Within the listing below, locate all lines containing the word "structure". Copy each one.

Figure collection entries
────────
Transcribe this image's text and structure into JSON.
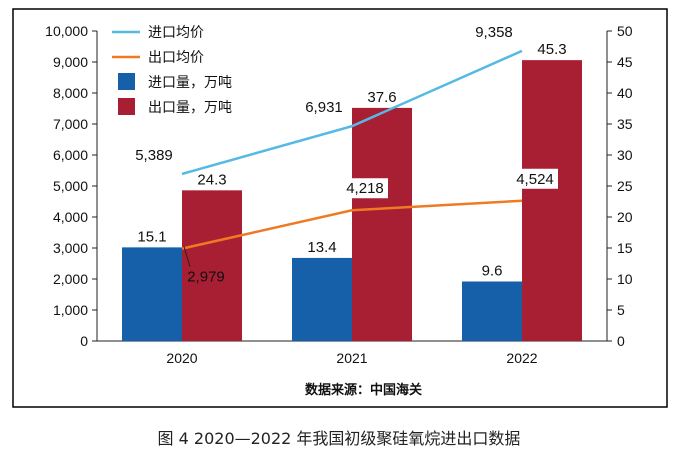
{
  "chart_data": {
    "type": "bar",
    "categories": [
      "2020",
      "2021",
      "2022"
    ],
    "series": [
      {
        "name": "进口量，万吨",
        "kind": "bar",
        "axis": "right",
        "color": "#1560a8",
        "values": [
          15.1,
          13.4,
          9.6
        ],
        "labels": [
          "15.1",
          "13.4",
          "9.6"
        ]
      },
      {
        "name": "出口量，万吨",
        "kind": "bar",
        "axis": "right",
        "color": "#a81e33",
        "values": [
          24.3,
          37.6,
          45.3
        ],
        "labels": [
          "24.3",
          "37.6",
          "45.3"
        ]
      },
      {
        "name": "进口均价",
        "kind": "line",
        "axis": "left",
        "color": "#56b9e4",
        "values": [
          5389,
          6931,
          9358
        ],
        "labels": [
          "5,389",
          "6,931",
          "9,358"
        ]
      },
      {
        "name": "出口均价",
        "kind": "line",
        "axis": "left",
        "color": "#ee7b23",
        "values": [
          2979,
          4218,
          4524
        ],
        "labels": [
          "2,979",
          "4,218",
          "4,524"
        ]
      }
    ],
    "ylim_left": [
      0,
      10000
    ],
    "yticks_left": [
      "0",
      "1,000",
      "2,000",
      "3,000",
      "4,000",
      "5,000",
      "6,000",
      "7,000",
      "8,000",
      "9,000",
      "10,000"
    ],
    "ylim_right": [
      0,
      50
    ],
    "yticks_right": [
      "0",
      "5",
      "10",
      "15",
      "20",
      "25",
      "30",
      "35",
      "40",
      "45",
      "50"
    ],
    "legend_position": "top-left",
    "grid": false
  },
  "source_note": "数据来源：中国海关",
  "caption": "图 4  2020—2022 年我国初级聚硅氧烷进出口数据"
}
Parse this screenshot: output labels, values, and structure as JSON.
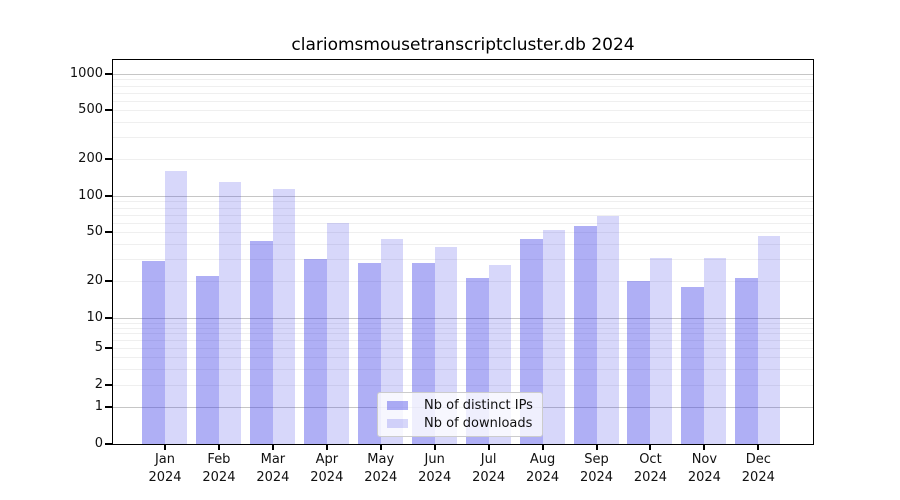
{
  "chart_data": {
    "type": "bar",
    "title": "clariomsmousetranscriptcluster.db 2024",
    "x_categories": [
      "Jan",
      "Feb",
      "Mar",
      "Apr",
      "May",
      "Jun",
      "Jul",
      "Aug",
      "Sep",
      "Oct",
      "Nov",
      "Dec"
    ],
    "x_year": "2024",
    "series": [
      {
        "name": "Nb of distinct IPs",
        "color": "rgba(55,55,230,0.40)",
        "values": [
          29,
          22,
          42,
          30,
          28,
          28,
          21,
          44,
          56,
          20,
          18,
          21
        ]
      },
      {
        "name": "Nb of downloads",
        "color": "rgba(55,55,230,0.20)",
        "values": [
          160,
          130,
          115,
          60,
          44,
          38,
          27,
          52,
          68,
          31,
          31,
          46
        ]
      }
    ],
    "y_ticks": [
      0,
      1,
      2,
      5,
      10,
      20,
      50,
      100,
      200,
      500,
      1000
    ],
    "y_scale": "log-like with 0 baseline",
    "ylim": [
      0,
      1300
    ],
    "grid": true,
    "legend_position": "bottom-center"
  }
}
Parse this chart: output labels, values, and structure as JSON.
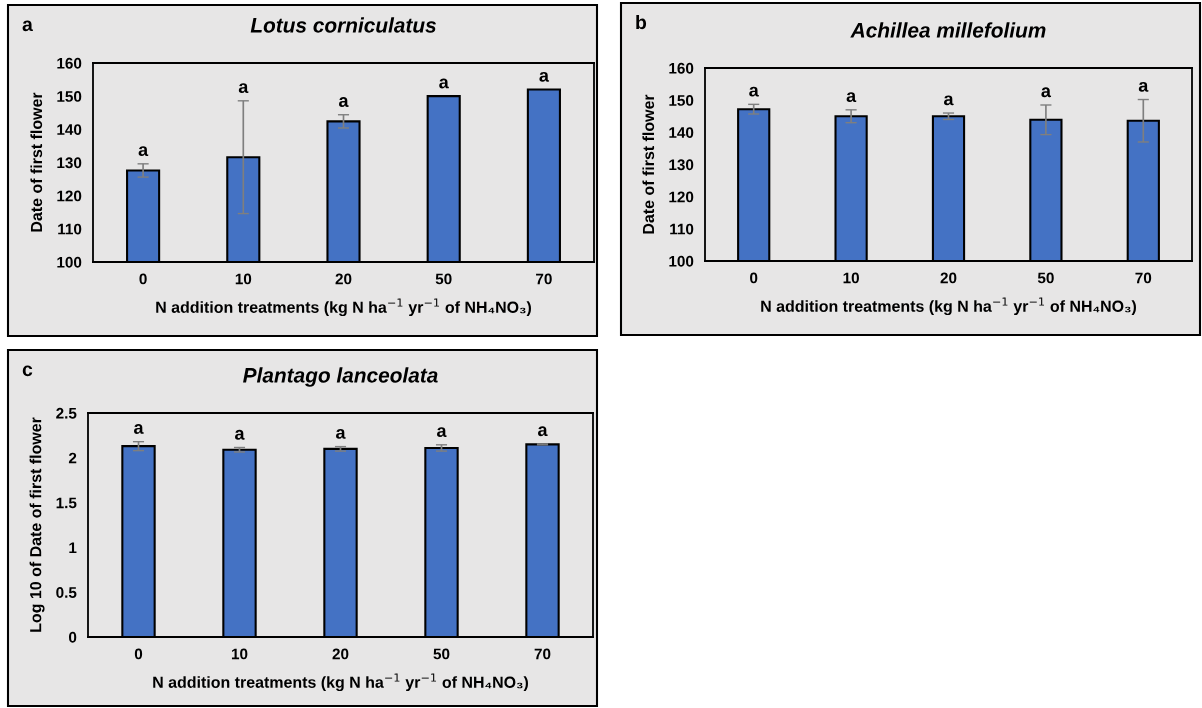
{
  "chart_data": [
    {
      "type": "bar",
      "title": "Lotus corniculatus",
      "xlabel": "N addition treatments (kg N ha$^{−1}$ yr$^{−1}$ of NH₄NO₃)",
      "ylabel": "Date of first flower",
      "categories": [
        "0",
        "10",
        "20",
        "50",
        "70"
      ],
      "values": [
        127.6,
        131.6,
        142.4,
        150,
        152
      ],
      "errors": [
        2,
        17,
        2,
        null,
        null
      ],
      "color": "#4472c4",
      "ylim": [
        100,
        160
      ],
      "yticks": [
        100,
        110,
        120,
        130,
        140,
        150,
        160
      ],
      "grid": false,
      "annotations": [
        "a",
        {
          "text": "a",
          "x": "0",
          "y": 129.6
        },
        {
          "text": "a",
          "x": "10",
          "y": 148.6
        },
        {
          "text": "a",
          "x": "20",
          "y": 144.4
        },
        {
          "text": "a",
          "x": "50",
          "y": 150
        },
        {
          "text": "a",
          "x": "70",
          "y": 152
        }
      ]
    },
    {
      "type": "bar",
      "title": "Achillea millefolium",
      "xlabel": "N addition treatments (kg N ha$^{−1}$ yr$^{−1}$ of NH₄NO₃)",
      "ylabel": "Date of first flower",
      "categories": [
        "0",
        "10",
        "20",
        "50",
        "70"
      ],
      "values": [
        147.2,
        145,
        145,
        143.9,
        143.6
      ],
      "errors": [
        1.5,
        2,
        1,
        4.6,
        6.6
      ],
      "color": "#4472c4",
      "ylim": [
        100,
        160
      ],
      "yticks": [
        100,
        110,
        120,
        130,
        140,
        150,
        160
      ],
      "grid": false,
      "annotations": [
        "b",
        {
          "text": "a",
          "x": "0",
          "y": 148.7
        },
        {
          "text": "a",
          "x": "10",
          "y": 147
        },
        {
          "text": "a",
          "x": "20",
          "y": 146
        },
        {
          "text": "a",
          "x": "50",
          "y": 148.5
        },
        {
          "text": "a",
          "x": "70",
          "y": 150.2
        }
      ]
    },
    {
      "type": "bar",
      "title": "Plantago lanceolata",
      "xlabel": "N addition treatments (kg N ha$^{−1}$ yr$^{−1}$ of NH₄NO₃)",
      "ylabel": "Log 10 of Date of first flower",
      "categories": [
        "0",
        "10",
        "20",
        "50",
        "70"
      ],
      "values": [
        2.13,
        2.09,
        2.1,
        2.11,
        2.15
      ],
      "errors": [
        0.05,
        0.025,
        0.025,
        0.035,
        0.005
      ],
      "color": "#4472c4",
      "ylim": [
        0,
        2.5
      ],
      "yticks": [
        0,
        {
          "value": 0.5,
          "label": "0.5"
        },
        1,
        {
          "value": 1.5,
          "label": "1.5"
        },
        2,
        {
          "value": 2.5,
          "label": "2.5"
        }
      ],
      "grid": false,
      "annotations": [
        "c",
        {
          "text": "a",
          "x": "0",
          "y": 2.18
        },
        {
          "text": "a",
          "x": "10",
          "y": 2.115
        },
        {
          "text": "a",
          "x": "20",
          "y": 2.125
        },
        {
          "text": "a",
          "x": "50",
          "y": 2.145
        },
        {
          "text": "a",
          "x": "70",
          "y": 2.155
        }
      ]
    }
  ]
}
────────
• **SOLUTION TO THE EXERCISE**
Transcribe this image's text and structure into JSON.
Parse this screenshot: output labels, values, and structure as JSON.
Parse this chart: output labels, values, and structure as JSON.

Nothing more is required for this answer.